| READING PASSAGE |
While economically nothing has changed when entities adopt NZ IFRS 16 (i.e. it is just a change in accounting treatment), the adoption of NZ IFRS 16 can “mechanically” result in an immediate erosion of headroom - and consequentially, potentially give rise to impairment.
Differences between the WACC rate and the discount rate used under NZ IFRS 16
Prior to NZ IFRS 16, the lease payments were reflected in the DCF as operating expenses, and were therefore being discounted at the WACC rate.
Now, under NZ IFRS 16, these same lease payments are:
i. Removed from the DCF’s operating expense cash outflows (that are discount by WACC)
ii. Included in the determination of the RoU Asset recognised (that are discounted by the associated cost of additional debt).
This results in both an increase to the discounted net cash flows, and the asset carrying amounts to be supported.
However, because the net cash flows are discounted at a higher rate (i.e. the WACC rate, which incorporates the higher costs attached to equity (refer section 6. above))), the increase in discounted cash flows is lower than the increase in assets to be supported by those discounted cash flows.
||$10,000 per year
|Increase in free cash flows:
||$34,331 (PV of $10,000 over 5 years at 14%)
|Increase in assets:
||($39,927) (PV of $10,000 over 5 years at 8%)

| PROMPT A |
In the NZ IFRS 16 passage, repeat everything from "While economically nothing" down to "rise to impairment.".
| PROMPT B |
Using the NZ IFRS 16 passage, decide whether each statement agrees with it. Answer yes or no for each, and quote the words that settle it.
(i) Before NZ IFRS 16, lease payments in the DCF were discounted at the WACC rate.
(ii) The increase in assets is lower than the increase in discounted cash flows.
(iii) Lease payments included in the RoU Asset are discounted by the associated cost of additional debt.
| PROMPT C |
According to the NZ IFRS 16 passage, what can adopting NZ IFRS 16 "mechanically" result in?
The records that follow are not required for any of this work.

| DATA SUPPLIED |
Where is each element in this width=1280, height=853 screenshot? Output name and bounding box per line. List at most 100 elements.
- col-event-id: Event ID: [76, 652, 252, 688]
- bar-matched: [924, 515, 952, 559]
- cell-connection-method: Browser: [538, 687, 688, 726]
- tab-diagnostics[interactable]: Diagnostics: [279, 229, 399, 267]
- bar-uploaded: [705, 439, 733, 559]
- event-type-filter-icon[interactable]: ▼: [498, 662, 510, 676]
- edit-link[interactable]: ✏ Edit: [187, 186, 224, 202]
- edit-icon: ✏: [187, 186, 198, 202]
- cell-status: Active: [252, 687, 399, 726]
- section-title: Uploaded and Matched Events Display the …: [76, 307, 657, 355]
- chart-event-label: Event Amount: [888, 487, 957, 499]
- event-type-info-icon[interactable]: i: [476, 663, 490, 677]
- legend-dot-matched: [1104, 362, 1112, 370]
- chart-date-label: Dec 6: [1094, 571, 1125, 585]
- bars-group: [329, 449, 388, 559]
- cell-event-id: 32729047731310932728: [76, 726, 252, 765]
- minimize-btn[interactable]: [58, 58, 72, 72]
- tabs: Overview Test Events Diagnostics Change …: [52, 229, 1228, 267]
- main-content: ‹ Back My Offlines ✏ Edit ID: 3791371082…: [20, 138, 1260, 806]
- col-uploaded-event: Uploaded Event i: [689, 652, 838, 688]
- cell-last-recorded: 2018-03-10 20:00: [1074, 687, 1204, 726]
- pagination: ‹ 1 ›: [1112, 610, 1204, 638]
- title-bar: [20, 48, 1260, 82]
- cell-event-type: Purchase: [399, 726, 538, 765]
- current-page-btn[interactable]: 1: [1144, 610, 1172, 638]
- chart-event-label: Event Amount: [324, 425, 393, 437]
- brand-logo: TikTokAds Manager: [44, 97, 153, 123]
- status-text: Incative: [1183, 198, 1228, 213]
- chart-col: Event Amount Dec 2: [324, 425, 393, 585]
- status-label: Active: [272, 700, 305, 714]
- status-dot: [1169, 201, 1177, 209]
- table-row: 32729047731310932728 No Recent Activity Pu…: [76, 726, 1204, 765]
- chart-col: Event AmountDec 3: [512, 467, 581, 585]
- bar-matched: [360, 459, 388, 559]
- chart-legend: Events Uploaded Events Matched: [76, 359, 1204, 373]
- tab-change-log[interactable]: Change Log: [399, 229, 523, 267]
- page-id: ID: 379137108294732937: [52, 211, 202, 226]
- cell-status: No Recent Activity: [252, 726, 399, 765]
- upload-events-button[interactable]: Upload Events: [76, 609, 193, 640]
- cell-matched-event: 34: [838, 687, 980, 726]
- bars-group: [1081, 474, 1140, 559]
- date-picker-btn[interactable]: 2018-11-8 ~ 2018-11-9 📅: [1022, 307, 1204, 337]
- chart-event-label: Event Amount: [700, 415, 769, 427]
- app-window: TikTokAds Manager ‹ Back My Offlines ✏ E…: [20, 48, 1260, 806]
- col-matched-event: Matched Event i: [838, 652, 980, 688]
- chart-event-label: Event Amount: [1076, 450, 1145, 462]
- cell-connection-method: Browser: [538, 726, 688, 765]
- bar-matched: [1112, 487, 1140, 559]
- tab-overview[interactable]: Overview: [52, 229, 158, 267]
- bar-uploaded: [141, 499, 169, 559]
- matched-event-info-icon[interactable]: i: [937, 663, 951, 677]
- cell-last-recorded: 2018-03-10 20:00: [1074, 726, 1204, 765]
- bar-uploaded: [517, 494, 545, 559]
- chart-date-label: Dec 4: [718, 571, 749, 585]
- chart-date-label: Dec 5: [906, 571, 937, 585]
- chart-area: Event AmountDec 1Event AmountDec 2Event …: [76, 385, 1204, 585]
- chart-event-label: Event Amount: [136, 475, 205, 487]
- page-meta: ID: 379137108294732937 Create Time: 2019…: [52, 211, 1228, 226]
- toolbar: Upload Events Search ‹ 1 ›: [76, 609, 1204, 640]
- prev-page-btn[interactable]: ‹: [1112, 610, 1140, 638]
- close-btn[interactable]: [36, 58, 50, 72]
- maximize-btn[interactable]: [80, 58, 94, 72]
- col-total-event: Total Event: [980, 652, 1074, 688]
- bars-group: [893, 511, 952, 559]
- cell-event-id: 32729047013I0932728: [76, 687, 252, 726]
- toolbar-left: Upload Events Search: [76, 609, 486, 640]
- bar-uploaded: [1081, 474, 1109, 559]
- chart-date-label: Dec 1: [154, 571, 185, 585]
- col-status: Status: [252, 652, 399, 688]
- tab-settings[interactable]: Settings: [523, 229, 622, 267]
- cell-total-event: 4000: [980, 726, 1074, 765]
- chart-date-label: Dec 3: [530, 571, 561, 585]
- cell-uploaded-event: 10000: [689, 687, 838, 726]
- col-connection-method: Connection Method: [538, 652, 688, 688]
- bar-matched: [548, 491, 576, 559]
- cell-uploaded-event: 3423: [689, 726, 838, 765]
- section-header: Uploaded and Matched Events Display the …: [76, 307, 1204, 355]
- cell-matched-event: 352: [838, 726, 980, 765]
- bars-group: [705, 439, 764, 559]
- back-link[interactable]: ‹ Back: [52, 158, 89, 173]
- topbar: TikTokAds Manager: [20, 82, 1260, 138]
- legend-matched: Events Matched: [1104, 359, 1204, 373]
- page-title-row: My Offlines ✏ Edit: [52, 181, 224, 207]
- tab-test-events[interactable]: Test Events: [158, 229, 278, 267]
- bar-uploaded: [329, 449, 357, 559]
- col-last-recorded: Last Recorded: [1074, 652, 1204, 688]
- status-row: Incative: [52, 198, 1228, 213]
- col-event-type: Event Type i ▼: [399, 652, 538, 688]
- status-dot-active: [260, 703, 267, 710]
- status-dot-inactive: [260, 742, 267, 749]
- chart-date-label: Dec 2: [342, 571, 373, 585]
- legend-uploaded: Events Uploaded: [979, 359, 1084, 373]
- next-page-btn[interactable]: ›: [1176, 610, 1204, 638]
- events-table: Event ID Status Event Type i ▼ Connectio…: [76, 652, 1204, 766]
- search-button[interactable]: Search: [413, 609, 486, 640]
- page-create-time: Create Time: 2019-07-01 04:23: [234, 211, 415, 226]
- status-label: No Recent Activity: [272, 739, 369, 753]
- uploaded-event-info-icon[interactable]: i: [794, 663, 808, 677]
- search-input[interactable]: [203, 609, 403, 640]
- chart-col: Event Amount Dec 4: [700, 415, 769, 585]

| TASK RESULT A |
While economically nothing has changed when entities adopt NZ IFRS 16 (i.e. it is just a change in accounting treatment), the adoption of NZ IFRS 16 can “mechanically” result in an immediate erosion of headroom - and consequentially, potentially give rise to impairment.

| TASK RESULT B |
(i) Yes: "Prior to NZ IFRS 16, the lease payments were reflected in the DCF as operating expenses, and were therefore being discounted at the WACC rate."
(ii) No: "the increase in discounted cash flows is lower than the increase in assets to be supported by those discounted cash flows."
(iii) Yes: "Included in the determination of the RoU Asset recognised (that are discounted by the associated cost of additional debt)."

| TASK RESULT C |
An immediate erosion of headroom, and consequentially, potentially impairment.